▶ YOUR ASSIGNMENT: Apart from the pictures, every line below is to be set down exactly.

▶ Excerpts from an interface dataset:
%%
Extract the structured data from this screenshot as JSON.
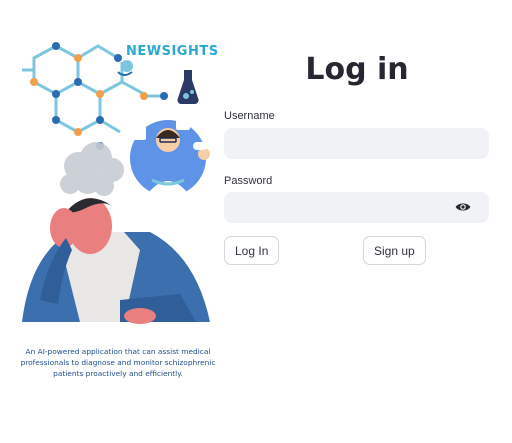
{
  "brand": {
    "name": "NEWSIGHTS"
  },
  "illustration": {
    "caption": "An AI-powered application that can assist medical professionals to diagnose and monitor schizophrenic patients proactively and efficiently."
  },
  "login": {
    "title": "Log in",
    "username_label": "Username",
    "username_value": "",
    "password_label": "Password",
    "password_value": "",
    "login_button": "Log In",
    "signup_button": "Sign up"
  },
  "colors": {
    "accent": "#2aa8d4",
    "input_bg": "#f0f2f6",
    "text": "#31333f",
    "caption": "#1f4e8a"
  },
  "icons": {
    "password_toggle": "eye-icon"
  }
}
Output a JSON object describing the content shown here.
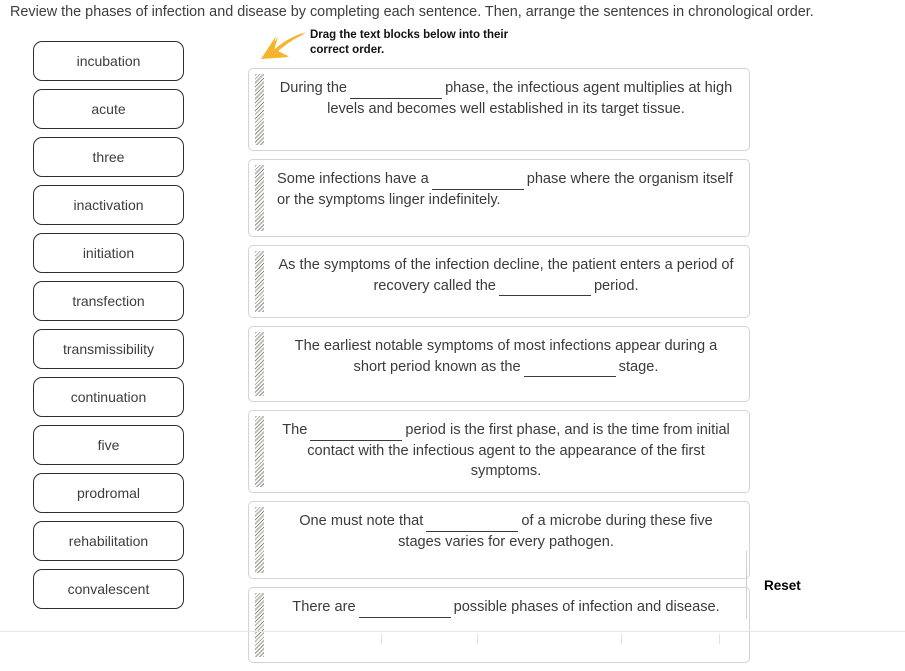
{
  "prompt": "Review the phases of infection and disease by completing each sentence. Then, arrange the sentences in chronological order.",
  "drag_hint": "Drag the text blocks below into their correct order.",
  "arrow": {
    "icon": "arrow-down-left-icon",
    "color": "#f5b324"
  },
  "wordbank": {
    "items": [
      {
        "label": "incubation"
      },
      {
        "label": "acute"
      },
      {
        "label": "three"
      },
      {
        "label": "inactivation"
      },
      {
        "label": "initiation"
      },
      {
        "label": "transfection"
      },
      {
        "label": "transmissibility"
      },
      {
        "label": "continuation"
      },
      {
        "label": "five"
      },
      {
        "label": "prodromal"
      },
      {
        "label": "rehabilitation"
      },
      {
        "label": "convalescent"
      }
    ]
  },
  "blocks": [
    {
      "handle": "drag-handle-icon",
      "align": "center",
      "height_class": "h-83",
      "part1": "During the",
      "part2": "phase, the infectious agent multiplies at high levels and becomes well established in its target tissue."
    },
    {
      "handle": "drag-handle-icon",
      "align": "left",
      "height_class": "h-78",
      "part1": "Some infections have a",
      "part2": "phase where the organism itself or the symptoms linger indefinitely."
    },
    {
      "handle": "drag-handle-icon",
      "align": "center",
      "height_class": "h-73",
      "part1": "As the symptoms of the infection decline, the patient enters a period of recovery called the",
      "part2": "period."
    },
    {
      "handle": "drag-handle-icon",
      "align": "center",
      "height_class": "h-76",
      "part1": "The earliest notable symptoms of most infections appear during a short period known as the",
      "part2": "stage."
    },
    {
      "handle": "drag-handle-icon",
      "align": "center",
      "height_class": "h-83",
      "part1": "The",
      "part2": "period is the first phase, and is the time from initial contact with the infectious agent to the appearance of the first symptoms."
    },
    {
      "handle": "drag-handle-icon",
      "align": "center",
      "height_class": "h-78",
      "part1": "One must note that",
      "part2": "of a microbe during these five stages varies for every pathogen."
    },
    {
      "handle": "drag-handle-icon",
      "align": "center",
      "height_class": "h-76",
      "part1": "There are",
      "part2": "possible phases of infection and disease."
    }
  ],
  "reset": {
    "label": "Reset"
  },
  "footer": {
    "tick_positions": [
      381,
      477,
      621,
      719
    ]
  }
}
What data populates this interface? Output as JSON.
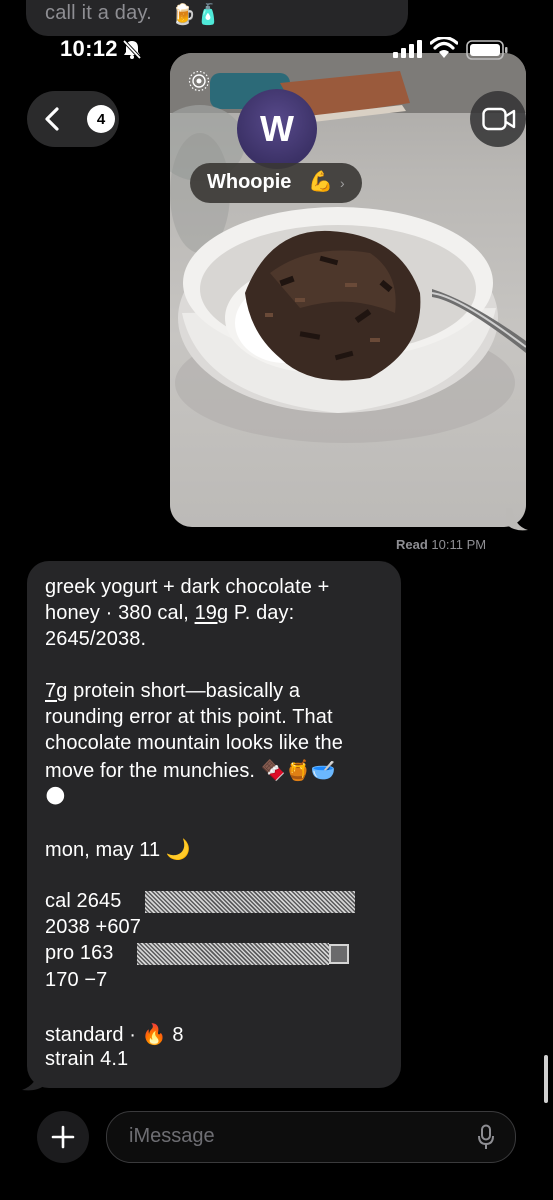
%%
▶ SOLUTION FOR THIS TASK:
Extract the structured data from this screenshot as JSON.
{
  "brand": {
    "name": "NEWSIGHTS"
  },
  "illustration": {
    "caption": "An AI-powered application that can assist medical professionals to diagnose and monitor schizophrenic patients proactively and efficiently."
  },
  "login": {
    "title": "Log in",
    "username_label": "Username",
    "username_value": "",
    "password_label": "Password",
    "password_value": "",
    "login_button": "Log In",
    "signup_button": "Sign up"
  },
  "colors": {
    "accent": "#2aa8d4",
    "input_bg": "#f0f2f6",
    "text": "#31333f",
    "caption": "#1f4e8a"
  },
  "icons": {
    "password_toggle": "eye-icon"
  }
}
Output a JSON object describing the content shown here.
{
  "prompt": "Review the phases of infection and disease by completing each sentence. Then, arrange the sentences in chronological order.",
  "drag_hint": "Drag the text blocks below into their correct order.",
  "arrow": {
    "icon": "arrow-down-left-icon",
    "color": "#f5b324"
  },
  "wordbank": {
    "items": [
      {
        "label": "incubation"
      },
      {
        "label": "acute"
      },
      {
        "label": "three"
      },
      {
        "label": "inactivation"
      },
      {
        "label": "initiation"
      },
      {
        "label": "transfection"
      },
      {
        "label": "transmissibility"
      },
      {
        "label": "continuation"
      },
      {
        "label": "five"
      },
      {
        "label": "prodromal"
      },
      {
        "label": "rehabilitation"
      },
      {
        "label": "convalescent"
      }
    ]
  },
  "blocks": [
    {
      "handle": "drag-handle-icon",
      "align": "center",
      "height_class": "h-83",
      "part1": "During the",
      "part2": "phase, the infectious agent multiplies at high levels and becomes well established in its target tissue."
    },
    {
      "handle": "drag-handle-icon",
      "align": "left",
      "height_class": "h-78",
      "part1": "Some infections have a",
      "part2": "phase where the organism itself or the symptoms linger indefinitely."
    },
    {
      "handle": "drag-handle-icon",
      "align": "center",
      "height_class": "h-73",
      "part1": "As the symptoms of the infection decline, the patient enters a period of recovery called the",
      "part2": "period."
    },
    {
      "handle": "drag-handle-icon",
      "align": "center",
      "height_class": "h-76",
      "part1": "The earliest notable symptoms of most infections appear during a short period known as the",
      "part2": "stage."
    },
    {
      "handle": "drag-handle-icon",
      "align": "center",
      "height_class": "h-83",
      "part1": "The",
      "part2": "period is the first phase, and is the time from initial contact with the infectious agent to the appearance of the first symptoms."
    },
    {
      "handle": "drag-handle-icon",
      "align": "center",
      "height_class": "h-78",
      "part1": "One must note that",
      "part2": "of a microbe during these five stages varies for every pathogen."
    },
    {
      "handle": "drag-handle-icon",
      "align": "center",
      "height_class": "h-76",
      "part1": "There are",
      "part2": "possible phases of infection and disease."
    }
  ],
  "reset": {
    "label": "Reset"
  },
  "footer": {
    "tick_positions": [
      381,
      477,
      621,
      719
    ]
  }
}
What data populates this interface? Output as JSON.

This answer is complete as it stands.